### DIRECTIONS
Show only lines that include "screenshot".

Entries from a visual dataset
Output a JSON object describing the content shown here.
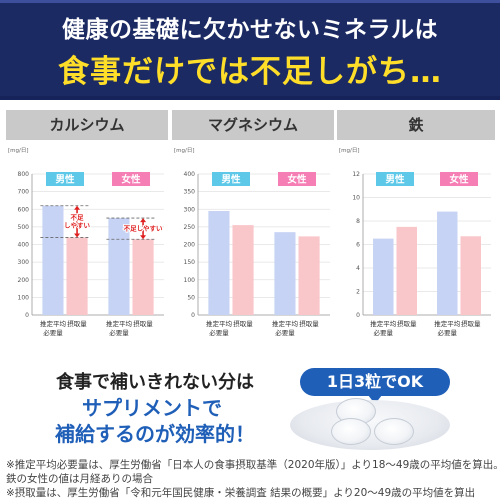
{
  "header": {
    "line1": "健康の基礎に欠かせないミネラルは",
    "line2": "食事だけでは不足しがち…"
  },
  "colors": {
    "banner": "#1c2a63",
    "headline_accent": "#ffde2a",
    "male_badge": "#5ec8e8",
    "female_badge": "#f57eb4",
    "recommended_bar": "#c7d3f4",
    "intake_bar": "#f9c6c9",
    "warning_red": "#e02020",
    "emphasis_blue": "#1f5fb8"
  },
  "chart_data": [
    {
      "type": "bar",
      "title": "カルシウム",
      "unit": "[mg/日]",
      "ylim": [
        0,
        800
      ],
      "yticks": [
        "0",
        "100",
        "200",
        "300",
        "400",
        "500",
        "600",
        "700",
        "800"
      ],
      "groups": [
        "男性",
        "女性"
      ],
      "categories": [
        "推定平均\n必要量",
        "摂取量"
      ],
      "series": [
        {
          "group": "男性",
          "values": [
            620,
            440
          ]
        },
        {
          "group": "女性",
          "values": [
            550,
            430
          ]
        }
      ],
      "annotations": [
        "不足\nしやすい",
        "不足しやすい"
      ]
    },
    {
      "type": "bar",
      "title": "マグネシウム",
      "unit": "[mg/日]",
      "ylim": [
        0,
        400
      ],
      "yticks": [
        "0",
        "50",
        "100",
        "150",
        "200",
        "250",
        "300",
        "350",
        "400"
      ],
      "groups": [
        "男性",
        "女性"
      ],
      "categories": [
        "推定平均\n必要量",
        "摂取量"
      ],
      "series": [
        {
          "group": "男性",
          "values": [
            295,
            255
          ]
        },
        {
          "group": "女性",
          "values": [
            235,
            223
          ]
        }
      ]
    },
    {
      "type": "bar",
      "title": "鉄",
      "unit": "[mg/日]",
      "ylim": [
        0,
        12
      ],
      "yticks": [
        "0",
        "2",
        "4",
        "6",
        "8",
        "10",
        "12"
      ],
      "groups": [
        "男性",
        "女性"
      ],
      "categories": [
        "推定平均\n必要量",
        "摂取量"
      ],
      "series": [
        {
          "group": "男性",
          "values": [
            6.5,
            7.5
          ]
        },
        {
          "group": "女性",
          "values": [
            8.8,
            6.7
          ]
        }
      ]
    }
  ],
  "lower": {
    "line1": "食事で補いきれない分は",
    "line2": "サプリメントで",
    "line3": "補給するのが効率的！",
    "bubble": "1日3粒でOK"
  },
  "footnotes": [
    "※推定平均必要量は、厚生労働省「日本人の食事摂取基準（2020年版）」より18〜49歳の平均値を算出。",
    "鉄の女性の値は月経ありの場合",
    "※摂取量は、厚生労働省「令和元年国民健康・栄養調査 結果の概要」より20〜49歳の平均値を算出"
  ]
}
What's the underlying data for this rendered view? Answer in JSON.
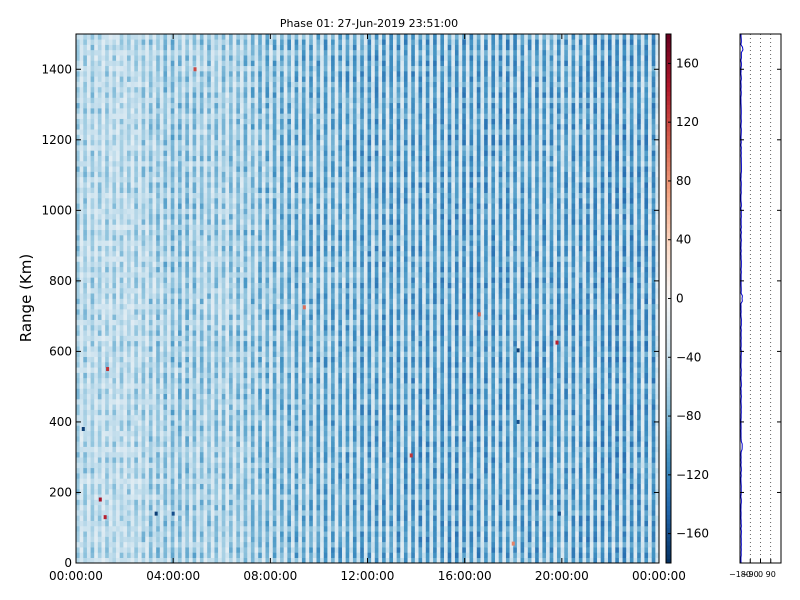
{
  "chart_data": [
    {
      "type": "heatmap",
      "title": "Phase 01: 27-Jun-2019 23:51:00",
      "ylabel": "Range (Km)",
      "xlabel": "",
      "x_ticklabels": [
        "00:00:00",
        "04:00:00",
        "08:00:00",
        "12:00:00",
        "16:00:00",
        "20:00:00",
        "00:00:00"
      ],
      "x_tick_hours": [
        0,
        4,
        8,
        12,
        16,
        20,
        24
      ],
      "xlim_hours": [
        0,
        24
      ],
      "y_ticks": [
        0,
        200,
        400,
        600,
        800,
        1000,
        1200,
        1400
      ],
      "ylim": [
        0,
        1500
      ],
      "colorbar": {
        "ticks": [
          160,
          120,
          80,
          40,
          0,
          -40,
          -80,
          -120,
          -160
        ],
        "range": [
          -180,
          180
        ],
        "colormap": "RdBu_r",
        "colors": [
          "#053061",
          "#2166ac",
          "#4393c3",
          "#92c5de",
          "#d1e5f0",
          "#f7f7f7",
          "#fddbc7",
          "#f4a582",
          "#d6604d",
          "#b2182b",
          "#67001f"
        ]
      },
      "typical_phase_by_hour": [
        {
          "hours": 0,
          "phase": -70
        },
        {
          "hours": 2,
          "phase": -60
        },
        {
          "hours": 4,
          "phase": -85
        },
        {
          "hours": 6,
          "phase": -75
        },
        {
          "hours": 8,
          "phase": -95
        },
        {
          "hours": 12,
          "phase": -110
        },
        {
          "hours": 16,
          "phase": -115
        },
        {
          "hours": 20,
          "phase": -110
        },
        {
          "hours": 22,
          "phase": -120
        },
        {
          "hours": 24,
          "phase": -115
        }
      ],
      "outliers": [
        {
          "hours": 0.3,
          "range": 380,
          "phase": -170
        },
        {
          "hours": 1.0,
          "range": 180,
          "phase": 150
        },
        {
          "hours": 1.2,
          "range": 130,
          "phase": 140
        },
        {
          "hours": 1.3,
          "range": 550,
          "phase": 130
        },
        {
          "hours": 3.3,
          "range": 140,
          "phase": -170
        },
        {
          "hours": 4.0,
          "range": 140,
          "phase": -160
        },
        {
          "hours": 4.9,
          "range": 1400,
          "phase": 120
        },
        {
          "hours": 9.4,
          "range": 725,
          "phase": 100
        },
        {
          "hours": 13.8,
          "range": 305,
          "phase": 130
        },
        {
          "hours": 16.6,
          "range": 705,
          "phase": 110
        },
        {
          "hours": 18.2,
          "range": 603,
          "phase": -170
        },
        {
          "hours": 18.2,
          "range": 400,
          "phase": -160
        },
        {
          "hours": 18.0,
          "range": 55,
          "phase": 90
        },
        {
          "hours": 19.8,
          "range": 625,
          "phase": 140
        },
        {
          "hours": 19.9,
          "range": 140,
          "phase": -160
        }
      ]
    },
    {
      "type": "line",
      "x_ticklabels": [
        "−180",
        "−90",
        "0",
        "90"
      ],
      "x_ticks": [
        -180,
        -90,
        0,
        90
      ],
      "xlim": [
        -180,
        180
      ],
      "ylim": [
        0,
        1500
      ],
      "series_color": "#0000cc",
      "typical_x": -170
    }
  ]
}
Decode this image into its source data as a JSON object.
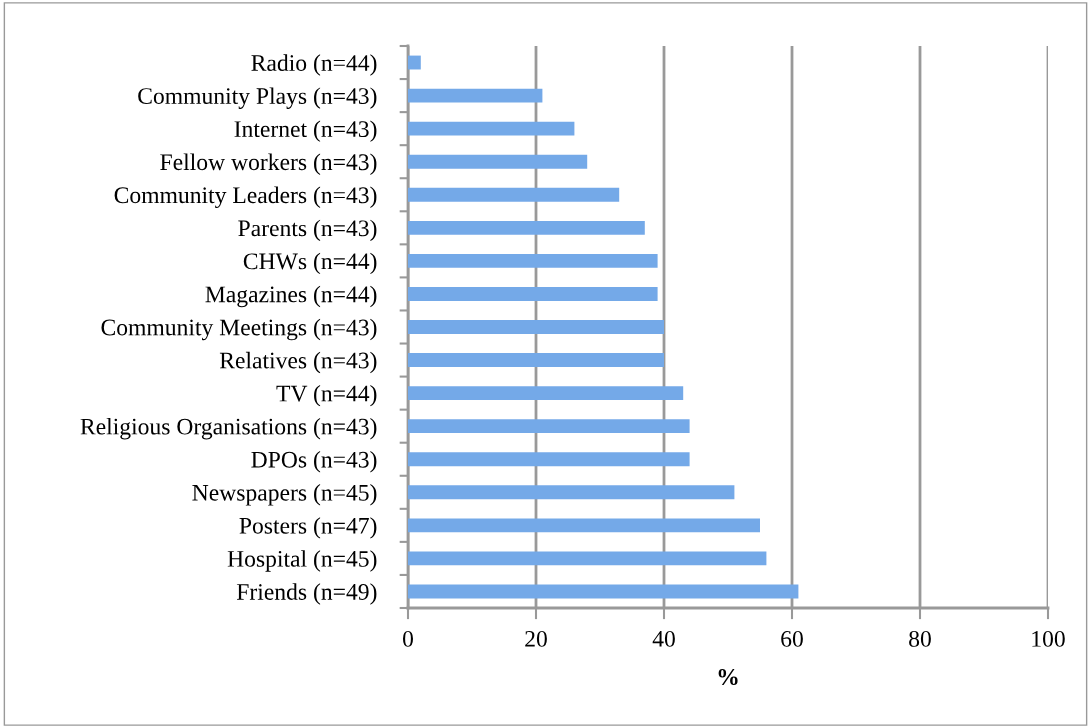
{
  "chart_data": {
    "type": "bar",
    "orientation": "horizontal",
    "xlabel": "%",
    "categories": [
      "Radio (n=44)",
      "Community Plays (n=43)",
      "Internet (n=43)",
      "Fellow workers (n=43)",
      "Community Leaders (n=43)",
      "Parents (n=43)",
      "CHWs (n=44)",
      "Magazines (n=44)",
      "Community Meetings (n=43)",
      "Relatives (n=43)",
      "TV (n=44)",
      "Religious Organisations (n=43)",
      "DPOs (n=43)",
      "Newspapers (n=45)",
      "Posters (n=47)",
      "Hospital (n=45)",
      "Friends (n=49)"
    ],
    "values": [
      2,
      21,
      26,
      28,
      33,
      37,
      39,
      39,
      40,
      40,
      43,
      44,
      44,
      51,
      55,
      56,
      61
    ],
    "color": "#74a9e8",
    "xlim": [
      0,
      100
    ],
    "xticks": [
      0,
      20,
      40,
      60,
      80,
      100
    ],
    "grid": "x",
    "legend": false
  }
}
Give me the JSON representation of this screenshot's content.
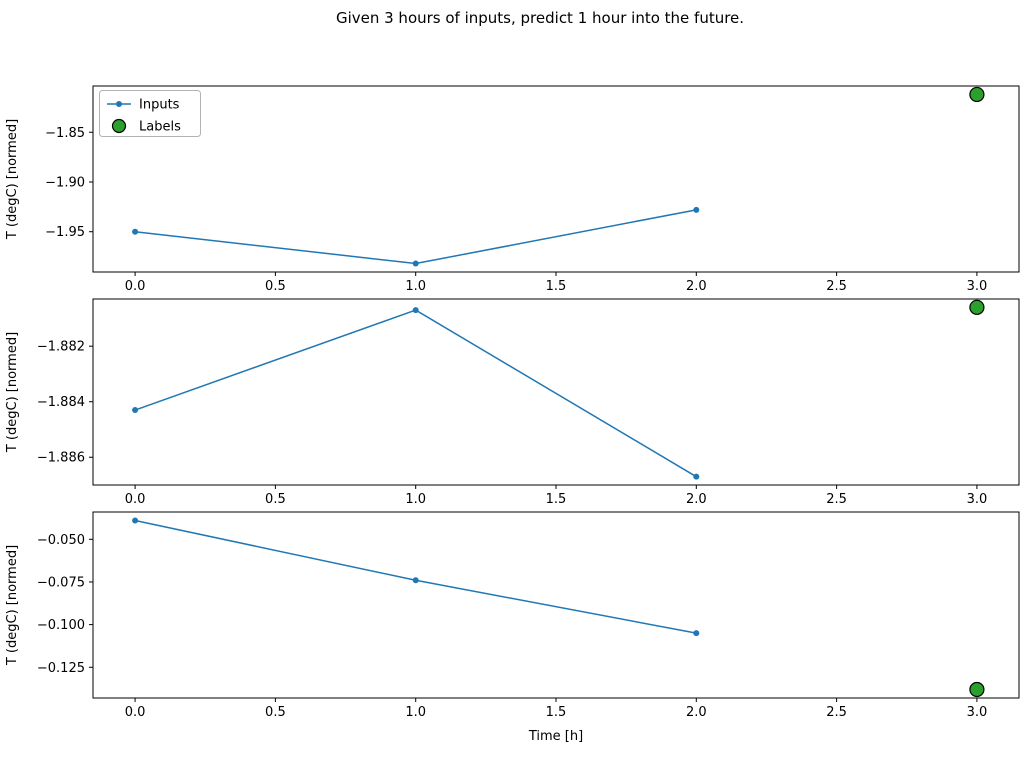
{
  "title": "Given 3 hours of inputs, predict 1 hour into the future.",
  "xlabel": "Time [h]",
  "legend": {
    "entries": [
      "Inputs",
      "Labels"
    ]
  },
  "colors": {
    "inputs": "#1f77b4",
    "labels": "#2ca02c",
    "labels_edge": "#000000",
    "legend_border": "#b3b3b3"
  },
  "chart_data": [
    {
      "type": "line",
      "ylabel": "T (degC) [normed]",
      "x": [
        0,
        1,
        2
      ],
      "series": [
        {
          "name": "Inputs",
          "values": [
            -1.95,
            -1.982,
            -1.928
          ]
        }
      ],
      "label_point": {
        "x": 3,
        "y": -1.812
      },
      "xlim": [
        -0.15,
        3.15
      ],
      "ylim": [
        -1.9905,
        -1.8035
      ],
      "ytick_values": [
        -1.85,
        -1.9,
        -1.95
      ],
      "ytick_labels": [
        "−1.85",
        "−1.90",
        "−1.95"
      ],
      "xtick_values": [
        0,
        0.5,
        1,
        1.5,
        2,
        2.5,
        3
      ],
      "xtick_labels": [
        "0.0",
        "0.5",
        "1.0",
        "1.5",
        "2.0",
        "2.5",
        "3.0"
      ],
      "show_legend": true,
      "grid": false,
      "legend_position": "upper left"
    },
    {
      "type": "line",
      "ylabel": "T (degC) [normed]",
      "x": [
        0,
        1,
        2
      ],
      "series": [
        {
          "name": "Inputs",
          "values": [
            -1.8843,
            -1.8807,
            -1.8867
          ]
        }
      ],
      "label_point": {
        "x": 3,
        "y": -1.8806
      },
      "xlim": [
        -0.15,
        3.15
      ],
      "ylim": [
        -1.887,
        -1.8803
      ],
      "ytick_values": [
        -1.882,
        -1.884,
        -1.886
      ],
      "ytick_labels": [
        "−1.882",
        "−1.884",
        "−1.886"
      ],
      "xtick_values": [
        0,
        0.5,
        1,
        1.5,
        2,
        2.5,
        3
      ],
      "xtick_labels": [
        "0.0",
        "0.5",
        "1.0",
        "1.5",
        "2.0",
        "2.5",
        "3.0"
      ],
      "show_legend": false,
      "grid": false
    },
    {
      "type": "line",
      "ylabel": "T (degC) [normed]",
      "x": [
        0,
        1,
        2
      ],
      "series": [
        {
          "name": "Inputs",
          "values": [
            -0.039,
            -0.074,
            -0.105
          ]
        }
      ],
      "label_point": {
        "x": 3,
        "y": -0.138
      },
      "xlim": [
        -0.15,
        3.15
      ],
      "ylim": [
        -0.143,
        -0.034
      ],
      "ytick_values": [
        -0.05,
        -0.075,
        -0.1,
        -0.125
      ],
      "ytick_labels": [
        "−0.050",
        "−0.075",
        "−0.100",
        "−0.125"
      ],
      "xtick_values": [
        0,
        0.5,
        1,
        1.5,
        2,
        2.5,
        3
      ],
      "xtick_labels": [
        "0.0",
        "0.5",
        "1.0",
        "1.5",
        "2.0",
        "2.5",
        "3.0"
      ],
      "show_legend": false,
      "grid": false
    }
  ]
}
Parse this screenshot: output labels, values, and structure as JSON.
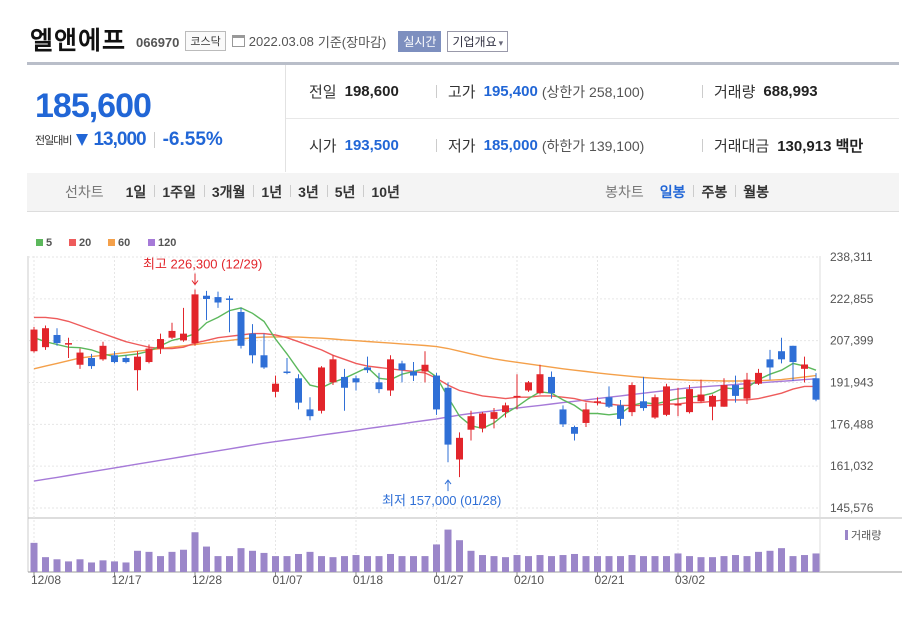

### EXERCISE ANSWER
Give me the JSON representation of this screenshot's content.
Parse this screenshot: output labels, values, and structure as JSON.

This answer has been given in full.